» **Data shown**
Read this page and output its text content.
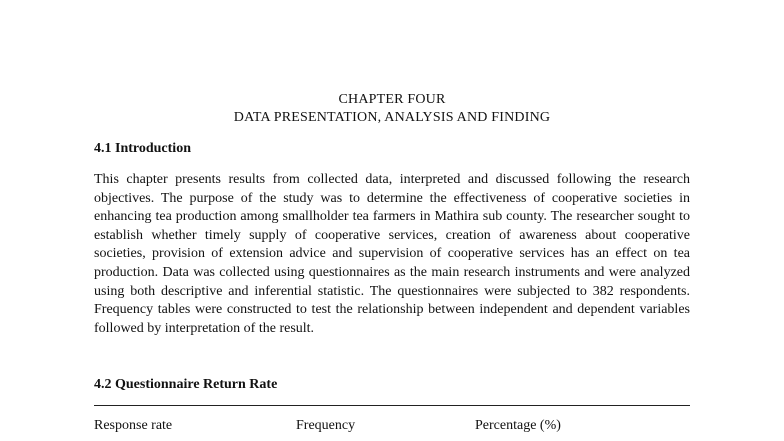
CHAPTER FOUR
DATA PRESENTATION, ANALYSIS AND FINDING
4.1 Introduction

This chapter presents results from collected data, interpreted and discussed following the research objectives. The purpose of the study was to determine the effectiveness of cooperative societies in enhancing tea production among smallholder tea farmers in Mathira sub county. The researcher sought to establish whether timely supply of cooperative services, creation of awareness about cooperative societies, provision of extension advice and supervision of cooperative services has an effect on tea production. Data was collected using questionnaires as the main research instruments and were analyzed using both descriptive and inferential statistic. The questionnaires were subjected to 382 respondents. Frequency tables were constructed to test the relationship between independent and dependent variables followed by interpretation of the result.

4.2 Questionnaire Return Rate
Response rate	Frequency	Percentage (%)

» **Stated task**
Write out the records above once more, word for word, with no pictures.

» **Answer to the exercise**
Read this page and output its text content.
CHAPTER FOUR
DATA PRESENTATION, ANALYSIS AND FINDING
4.1 Introduction

This chapter presents results from collected data, interpreted and discussed following the research objectives. The purpose of the study was to determine the effectiveness of cooperative societies in enhancing tea production among smallholder tea farmers in Mathira sub county. The researcher sought to establish whether timely supply of cooperative services, creation of awareness about cooperative societies, provision of extension advice and supervision of cooperative services has an effect on tea production. Data was collected using questionnaires as the main research instruments and were analyzed using both descriptive and inferential statistic. The questionnaires were subjected to 382 respondents. Frequency tables were constructed to test the relationship between independent and dependent variables followed by interpretation of the result.

4.2 Questionnaire Return Rate
Response rate	Frequency	Percentage (%)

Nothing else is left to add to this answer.